▶ [What to produce] Exclude the pictures, then repeat the remaining data exactly.

[Extracts from a graphics dataset]
______________________________

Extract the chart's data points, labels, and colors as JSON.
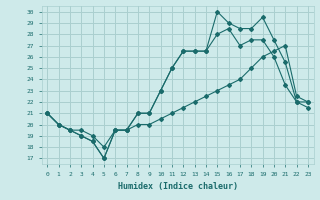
{
  "xlabel": "Humidex (Indice chaleur)",
  "background_color": "#ceeaea",
  "grid_color": "#aacfcf",
  "line_color": "#1a6b6b",
  "xlim": [
    -0.5,
    23.5
  ],
  "ylim": [
    16.5,
    30.5
  ],
  "xticks": [
    0,
    1,
    2,
    3,
    4,
    5,
    6,
    7,
    8,
    9,
    10,
    11,
    12,
    13,
    14,
    15,
    16,
    17,
    18,
    19,
    20,
    21,
    22,
    23
  ],
  "yticks": [
    17,
    18,
    19,
    20,
    21,
    22,
    23,
    24,
    25,
    26,
    27,
    28,
    29,
    30
  ],
  "line1_x": [
    0,
    1,
    2,
    3,
    4,
    5,
    6,
    7,
    8,
    9,
    10,
    11,
    12,
    13,
    14,
    15,
    16,
    17,
    18,
    19,
    20,
    21,
    22,
    23
  ],
  "line1_y": [
    21,
    20,
    19.5,
    19,
    18.5,
    17,
    19.5,
    19.5,
    21,
    21,
    23,
    25,
    26.5,
    26.5,
    26.5,
    30,
    29,
    28.5,
    28.5,
    29.5,
    27.5,
    25.5,
    22,
    21.5
  ],
  "line2_x": [
    0,
    1,
    2,
    3,
    4,
    5,
    6,
    7,
    8,
    9,
    10,
    11,
    12,
    13,
    14,
    15,
    16,
    17,
    18,
    19,
    20,
    21,
    22,
    23
  ],
  "line2_y": [
    21,
    20,
    19.5,
    19,
    18.5,
    17,
    19.5,
    19.5,
    21,
    21,
    23,
    25,
    26.5,
    26.5,
    26.5,
    28,
    28.5,
    27,
    27.5,
    27.5,
    26,
    23.5,
    22,
    22
  ],
  "line3_x": [
    0,
    1,
    2,
    3,
    4,
    5,
    6,
    7,
    8,
    9,
    10,
    11,
    12,
    13,
    14,
    15,
    16,
    17,
    18,
    19,
    20,
    21,
    22,
    23
  ],
  "line3_y": [
    21,
    20,
    19.5,
    19.5,
    19,
    18,
    19.5,
    19.5,
    20,
    20,
    20.5,
    21,
    21.5,
    22,
    22.5,
    23,
    23.5,
    24,
    25,
    26,
    26.5,
    27,
    22.5,
    22
  ]
}
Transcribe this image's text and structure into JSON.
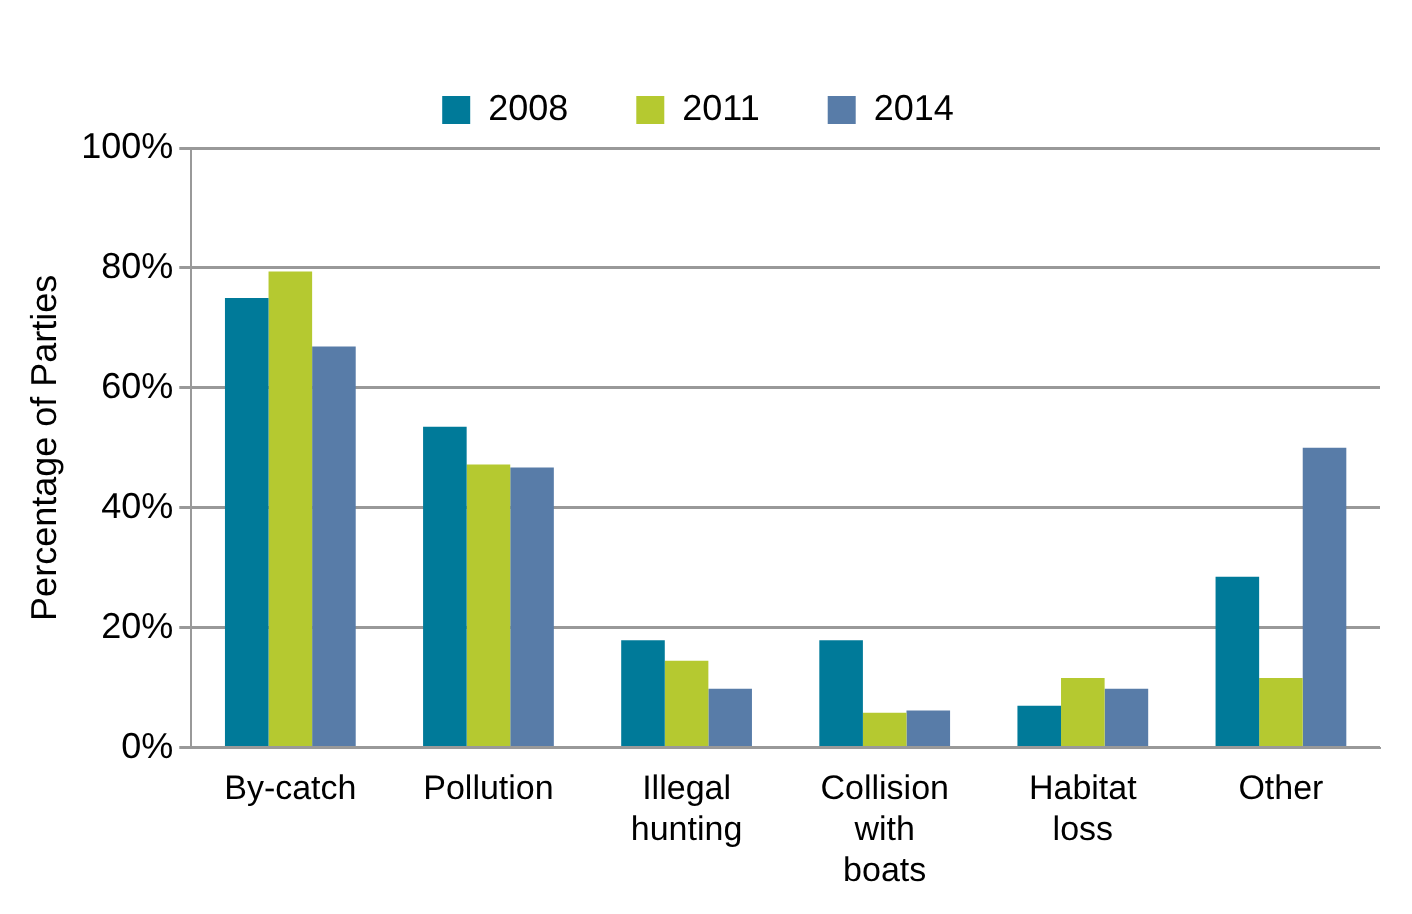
{
  "chart_data": {
    "type": "bar",
    "ylabel": "Percentage of Parties",
    "categories": [
      "By-catch",
      "Pollution",
      "Illegal hunting",
      "Collision with boats",
      "Habitat loss",
      "Other"
    ],
    "series": [
      {
        "name": "2008",
        "color": "#007a99",
        "values": [
          75,
          53.5,
          17.9,
          17.9,
          7,
          28.5
        ]
      },
      {
        "name": "2011",
        "color": "#b5c930",
        "values": [
          79.4,
          47.2,
          14.5,
          5.8,
          11.6,
          11.6
        ]
      },
      {
        "name": "2014",
        "color": "#587ca8",
        "values": [
          66.9,
          46.7,
          9.8,
          6.2,
          9.8,
          50
        ]
      }
    ],
    "ylim": [
      0,
      100
    ],
    "yticks": [
      {
        "value": 0,
        "label": "0%"
      },
      {
        "value": 20,
        "label": "20%"
      },
      {
        "value": 40,
        "label": "40%"
      },
      {
        "value": 60,
        "label": "60%"
      },
      {
        "value": 80,
        "label": "80%"
      },
      {
        "value": 100,
        "label": "100%"
      }
    ],
    "grid": "y",
    "legend": "top"
  }
}
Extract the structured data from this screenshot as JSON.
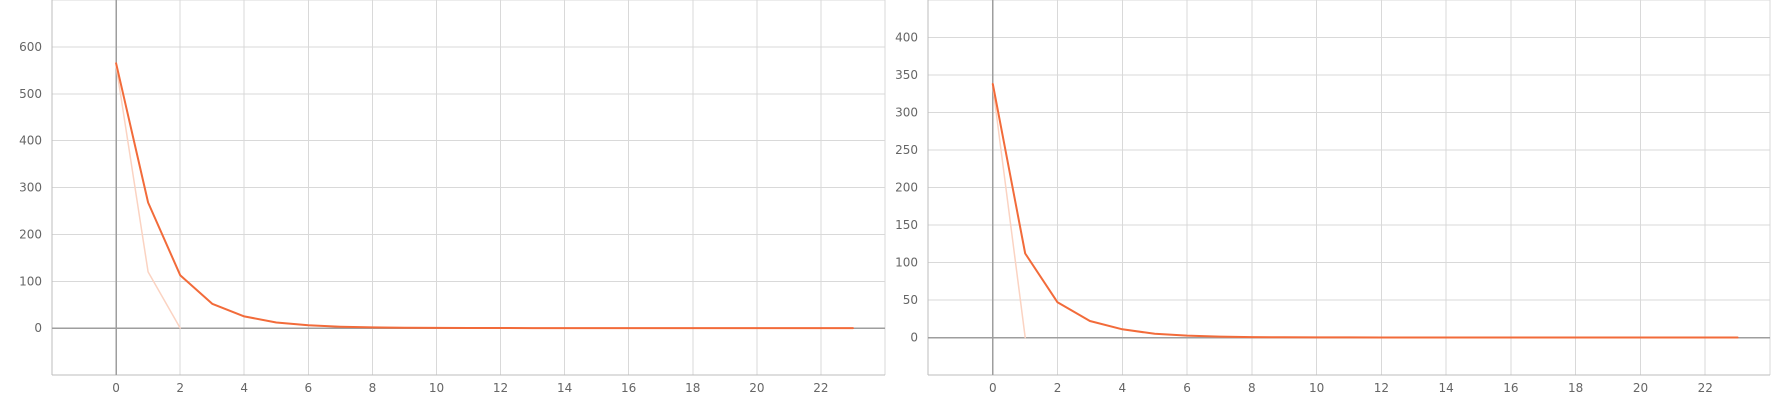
{
  "chart_data": [
    {
      "type": "line",
      "title": "",
      "xlabel": "",
      "ylabel": "",
      "xlim": [
        -2,
        24
      ],
      "ylim": [
        -100,
        700
      ],
      "x_ticks": [
        0,
        2,
        4,
        6,
        8,
        10,
        12,
        14,
        16,
        18,
        20,
        22
      ],
      "y_ticks": [
        0,
        100,
        200,
        300,
        400,
        500,
        600
      ],
      "grid": true,
      "legend": "none",
      "series": [
        {
          "color": "#fbd3c2",
          "x": [
            0,
            1,
            2
          ],
          "y": [
            560,
            120,
            0
          ]
        },
        {
          "color": "#f26b3a",
          "x": [
            0,
            1,
            2,
            3,
            4,
            5,
            6,
            7,
            8,
            9,
            10,
            11,
            12,
            13,
            14,
            15,
            16,
            17,
            18,
            19,
            20,
            21,
            22,
            23
          ],
          "y": [
            565,
            268,
            113,
            52,
            25,
            12,
            6,
            3,
            1.5,
            1,
            0.5,
            0.3,
            0.2,
            0.1,
            0.1,
            0,
            0,
            0,
            0,
            0,
            0,
            0,
            0,
            0
          ]
        }
      ]
    },
    {
      "type": "line",
      "title": "",
      "xlabel": "",
      "ylabel": "",
      "xlim": [
        -2,
        24
      ],
      "ylim": [
        -50,
        450
      ],
      "x_ticks": [
        0,
        2,
        4,
        6,
        8,
        10,
        12,
        14,
        16,
        18,
        20,
        22
      ],
      "y_ticks": [
        0,
        50,
        100,
        150,
        200,
        250,
        300,
        350,
        400
      ],
      "grid": true,
      "legend": "none",
      "series": [
        {
          "color": "#fbd3c2",
          "x": [
            0,
            1
          ],
          "y": [
            335,
            0
          ]
        },
        {
          "color": "#f26b3a",
          "x": [
            0,
            1,
            2,
            3,
            4,
            5,
            6,
            7,
            8,
            9,
            10,
            11,
            12,
            13,
            14,
            15,
            16,
            17,
            18,
            19,
            20,
            21,
            22,
            23
          ],
          "y": [
            338,
            112,
            47,
            22,
            11,
            5,
            2.5,
            1.2,
            0.6,
            0.3,
            0.2,
            0.1,
            0,
            0,
            0,
            0,
            0,
            0,
            0,
            0,
            0,
            0,
            0,
            0
          ]
        }
      ]
    }
  ]
}
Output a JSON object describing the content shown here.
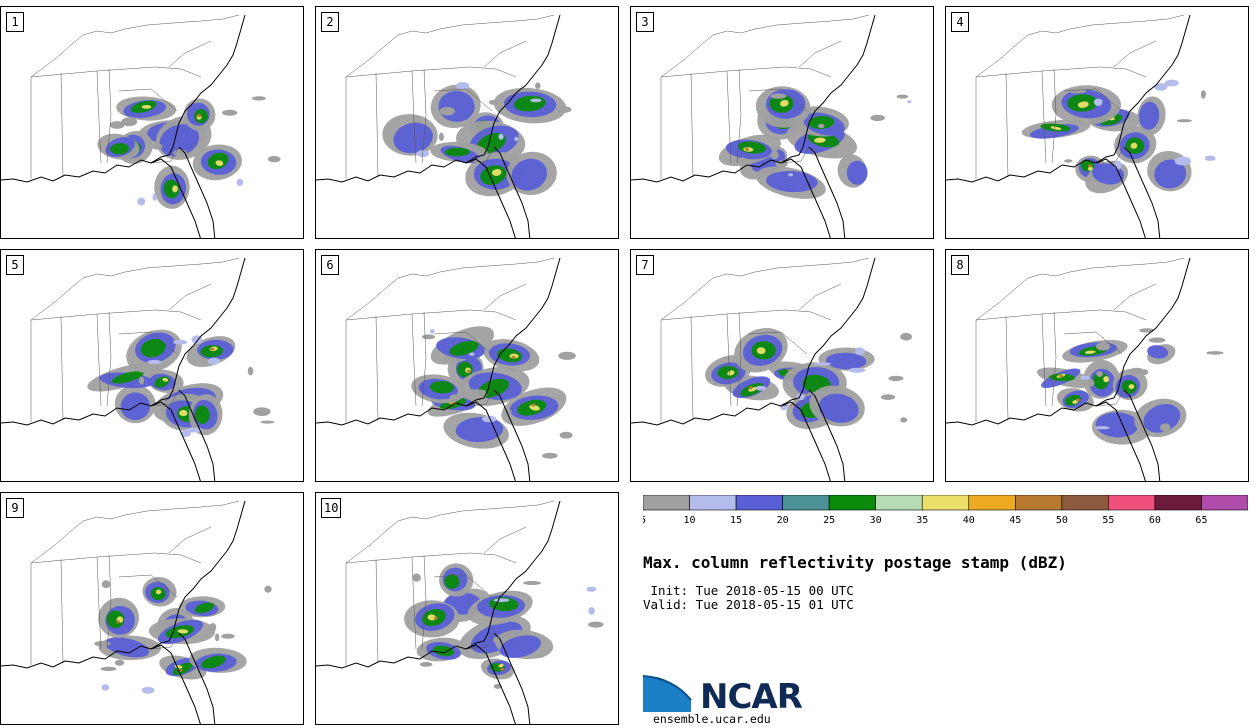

______________________________

▶ [Answer to this problem]
Extract the chart's data points, labels, and colors as JSON.
{
  "xlabel": "Humidex (Indice chaleur)",
  "background_color": "#ceeaea",
  "grid_color": "#aacfcf",
  "line_color": "#1a6b6b",
  "xlim": [
    -0.5,
    23.5
  ],
  "ylim": [
    16.5,
    30.5
  ],
  "xticks": [
    0,
    1,
    2,
    3,
    4,
    5,
    6,
    7,
    8,
    9,
    10,
    11,
    12,
    13,
    14,
    15,
    16,
    17,
    18,
    19,
    20,
    21,
    22,
    23
  ],
  "yticks": [
    17,
    18,
    19,
    20,
    21,
    22,
    23,
    24,
    25,
    26,
    27,
    28,
    29,
    30
  ],
  "line1_x": [
    0,
    1,
    2,
    3,
    4,
    5,
    6,
    7,
    8,
    9,
    10,
    11,
    12,
    13,
    14,
    15,
    16,
    17,
    18,
    19,
    20,
    21,
    22,
    23
  ],
  "line1_y": [
    21,
    20,
    19.5,
    19,
    18.5,
    17,
    19.5,
    19.5,
    21,
    21,
    23,
    25,
    26.5,
    26.5,
    26.5,
    30,
    29,
    28.5,
    28.5,
    29.5,
    27.5,
    25.5,
    22,
    21.5
  ],
  "line2_x": [
    0,
    1,
    2,
    3,
    4,
    5,
    6,
    7,
    8,
    9,
    10,
    11,
    12,
    13,
    14,
    15,
    16,
    17,
    18,
    19,
    20,
    21,
    22,
    23
  ],
  "line2_y": [
    21,
    20,
    19.5,
    19,
    18.5,
    17,
    19.5,
    19.5,
    21,
    21,
    23,
    25,
    26.5,
    26.5,
    26.5,
    28,
    28.5,
    27,
    27.5,
    27.5,
    26,
    23.5,
    22,
    22
  ],
  "line3_x": [
    0,
    1,
    2,
    3,
    4,
    5,
    6,
    7,
    8,
    9,
    10,
    11,
    12,
    13,
    14,
    15,
    16,
    17,
    18,
    19,
    20,
    21,
    22,
    23
  ],
  "line3_y": [
    21,
    20,
    19.5,
    19.5,
    19,
    18,
    19.5,
    19.5,
    20,
    20,
    20.5,
    21,
    21.5,
    22,
    22.5,
    23,
    23.5,
    24,
    25,
    26,
    26.5,
    27,
    22.5,
    22
  ]
}
Transcribe this image's text and structure into JSON.
{
  "chart_data": {
    "type": "bar",
    "ylabel": "Percentage of Parties",
    "categories": [
      "By-catch",
      "Pollution",
      "Illegal hunting",
      "Collision with boats",
      "Habitat loss",
      "Other"
    ],
    "series": [
      {
        "name": "2008",
        "color": "#007a99",
        "values": [
          75,
          53.5,
          17.9,
          17.9,
          7,
          28.5
        ]
      },
      {
        "name": "2011",
        "color": "#b5c930",
        "values": [
          79.4,
          47.2,
          14.5,
          5.8,
          11.6,
          11.6
        ]
      },
      {
        "name": "2014",
        "color": "#587ca8",
        "values": [
          66.9,
          46.7,
          9.8,
          6.2,
          9.8,
          50
        ]
      }
    ],
    "ylim": [
      0,
      100
    ],
    "yticks": [
      {
        "value": 0,
        "label": "0%"
      },
      {
        "value": 20,
        "label": "20%"
      },
      {
        "value": 40,
        "label": "40%"
      },
      {
        "value": 60,
        "label": "60%"
      },
      {
        "value": 80,
        "label": "80%"
      },
      {
        "value": 100,
        "label": "100%"
      }
    ],
    "grid": "y",
    "legend": "top"
  }
}
Extract the structured data from this screenshot as JSON.
{
  "chart_data": [
    {
      "type": "line",
      "title": "",
      "xlabel": "",
      "ylabel": "",
      "xlim": [
        -2,
        24
      ],
      "ylim": [
        -100,
        700
      ],
      "x_ticks": [
        0,
        2,
        4,
        6,
        8,
        10,
        12,
        14,
        16,
        18,
        20,
        22
      ],
      "y_ticks": [
        0,
        100,
        200,
        300,
        400,
        500,
        600
      ],
      "grid": true,
      "legend": "none",
      "series": [
        {
          "color": "#fbd3c2",
          "x": [
            0,
            1,
            2
          ],
          "y": [
            560,
            120,
            0
          ]
        },
        {
          "color": "#f26b3a",
          "x": [
            0,
            1,
            2,
            3,
            4,
            5,
            6,
            7,
            8,
            9,
            10,
            11,
            12,
            13,
            14,
            15,
            16,
            17,
            18,
            19,
            20,
            21,
            22,
            23
          ],
          "y": [
            565,
            268,
            113,
            52,
            25,
            12,
            6,
            3,
            1.5,
            1,
            0.5,
            0.3,
            0.2,
            0.1,
            0.1,
            0,
            0,
            0,
            0,
            0,
            0,
            0,
            0,
            0
          ]
        }
      ]
    },
    {
      "type": "line",
      "title": "",
      "xlabel": "",
      "ylabel": "",
      "xlim": [
        -2,
        24
      ],
      "ylim": [
        -50,
        450
      ],
      "x_ticks": [
        0,
        2,
        4,
        6,
        8,
        10,
        12,
        14,
        16,
        18,
        20,
        22
      ],
      "y_ticks": [
        0,
        50,
        100,
        150,
        200,
        250,
        300,
        350,
        400
      ],
      "grid": true,
      "legend": "none",
      "series": [
        {
          "color": "#fbd3c2",
          "x": [
            0,
            1
          ],
          "y": [
            335,
            0
          ]
        },
        {
          "color": "#f26b3a",
          "x": [
            0,
            1,
            2,
            3,
            4,
            5,
            6,
            7,
            8,
            9,
            10,
            11,
            12,
            13,
            14,
            15,
            16,
            17,
            18,
            19,
            20,
            21,
            22,
            23
          ],
          "y": [
            338,
            112,
            47,
            22,
            11,
            5,
            2.5,
            1.2,
            0.6,
            0.3,
            0.2,
            0.1,
            0,
            0,
            0,
            0,
            0,
            0,
            0,
            0,
            0,
            0,
            0,
            0
          ]
        }
      ]
    }
  ]
}
Output a JSON object describing the content shown here.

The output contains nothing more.